- **Problem requirements**: Seek out every line containing the word "Student", and copy each.
··· Listing ···
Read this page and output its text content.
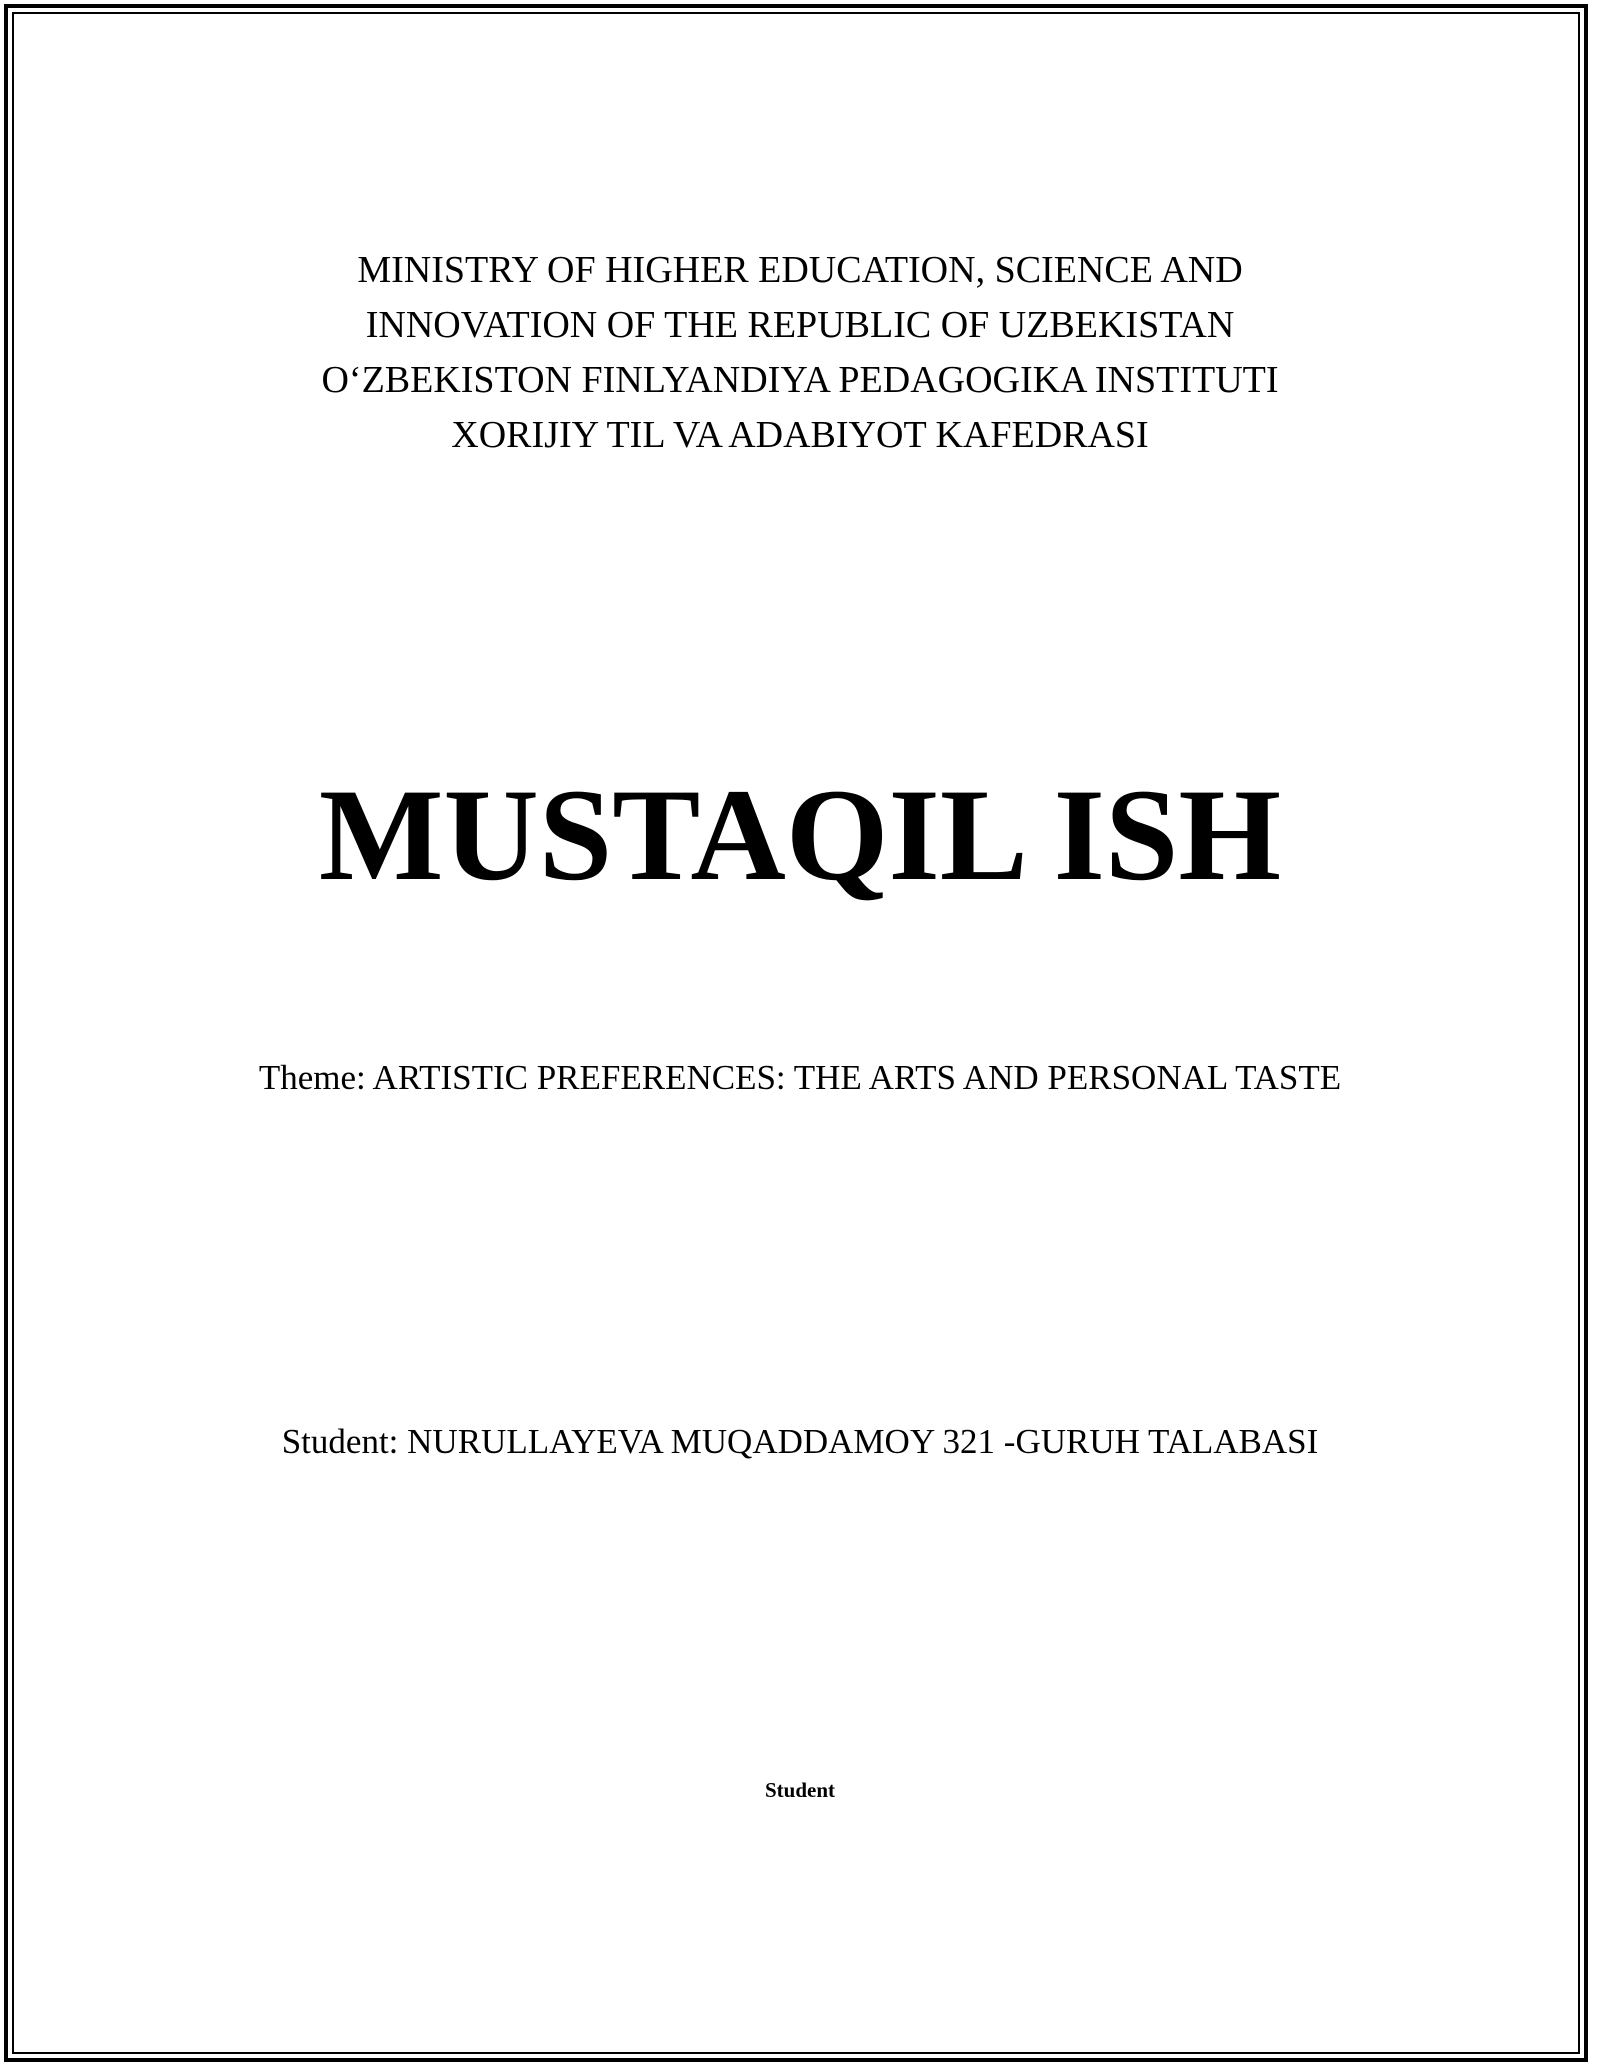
MINISTRY OF HIGHER EDUCATION, SCIENCE AND
INNOVATION OF THE REPUBLIC OF UZBEKISTAN
O‘ZBEKISTON FINLYANDIYA PEDAGOGIKA INSTITUTI
XORIJIY TIL VA ADABIYOT KAFEDRASI
MUSTAQIL ISH

Theme: ARTISTIC PREFERENCES: THE ARTS AND PERSONAL TASTE

Student: NURULLAYEVA MUQADDAMOY 321 -GURUH TALABASI

Student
···
- **Answer for the task**:
Student: NURULLAYEVA MUQADDAMOY 321 -GURUH TALABASI
Student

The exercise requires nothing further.